▶ [EXERCISE TASK]
Set the listing down again exactly, please, apart from its pictures.
====== PROVIDED RECORDS
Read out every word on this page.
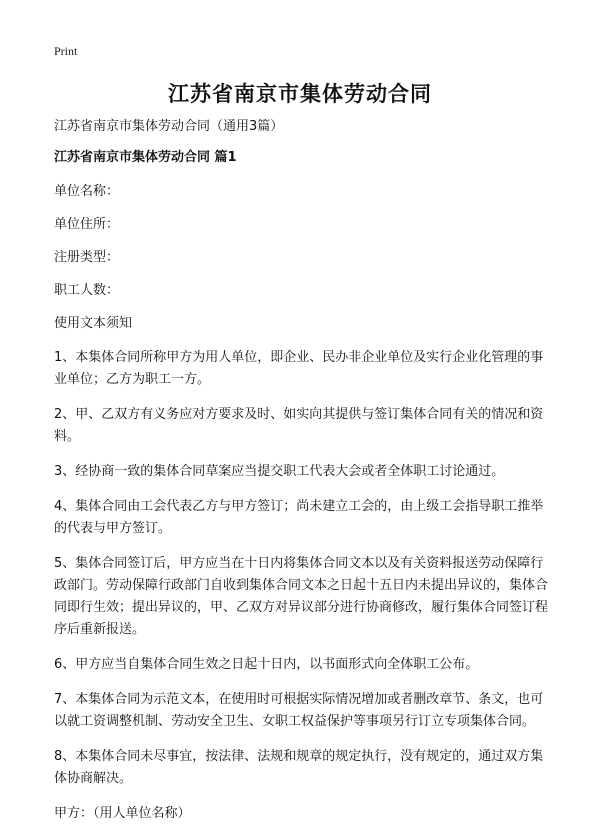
Print
江苏省南京市集体劳动合同

江苏省南京市集体劳动合同（通用3篇）

江苏省南京市集体劳动合同 篇1

单位名称：

单位住所：

注册类型：

职工人数：

使用文本须知

1、本集体合同所称甲方为用人单位，即企业、民办非企业单位及实行企业化管理的事业单位；乙方为职工一方。

2、甲、乙双方有义务应对方要求及时、如实向其提供与签订集体合同有关的情况和资料。

3、经协商一致的集体合同草案应当提交职工代表大会或者全体职工讨论通过。

4、集体合同由工会代表乙方与甲方签订；尚未建立工会的，由上级工会指导职工推举的代表与甲方签订。

5、集体合同签订后，甲方应当在十日内将集体合同文本以及有关资料报送劳动保障行政部门。劳动保障行政部门自收到集体合同文本之日起十五日内未提出异议的，集体合同即行生效；提出异议的，甲、乙双方对异议部分进行协商修改，履行集体合同签订程序后重新报送。

6、甲方应当自集体合同生效之日起十日内，以书面形式向全体职工公布。

7、本集体合同为示范文本，在使用时可根据实际情况增加或者删改章节、条文，也可以就工资调整机制、劳动安全卫生、女职工权益保护等事项另行订立专项集体合同。

8、本集体合同未尽事宜，按法律、法规和规章的规定执行，没有规定的，通过双方集体协商解决。

甲方：（用人单位名称）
============
▶ [OUTPUT]
Read out every word on this page.
Print
江苏省南京市集体劳动合同

江苏省南京市集体劳动合同（通用3篇）

江苏省南京市集体劳动合同 篇1

单位名称：

单位住所：

注册类型：

职工人数：

使用文本须知

1、本集体合同所称甲方为用人单位，即企业、民办非企业单位及实行企业化管理的事业单位；乙方为职工一方。

2、甲、乙双方有义务应对方要求及时、如实向其提供与签订集体合同有关的情况和资料。

3、经协商一致的集体合同草案应当提交职工代表大会或者全体职工讨论通过。

4、集体合同由工会代表乙方与甲方签订；尚未建立工会的，由上级工会指导职工推举的代表与甲方签订。

5、集体合同签订后，甲方应当在十日内将集体合同文本以及有关资料报送劳动保障行政部门。劳动保障行政部门自收到集体合同文本之日起十五日内未提出异议的，集体合同即行生效；提出异议的，甲、乙双方对异议部分进行协商修改，履行集体合同签订程序后重新报送。

6、甲方应当自集体合同生效之日起十日内，以书面形式向全体职工公布。

7、本集体合同为示范文本，在使用时可根据实际情况增加或者删改章节、条文，也可以就工资调整机制、劳动安全卫生、女职工权益保护等事项另行订立专项集体合同。

8、本集体合同未尽事宜，按法律、法规和规章的规定执行，没有规定的，通过双方集体协商解决。

甲方：（用人单位名称）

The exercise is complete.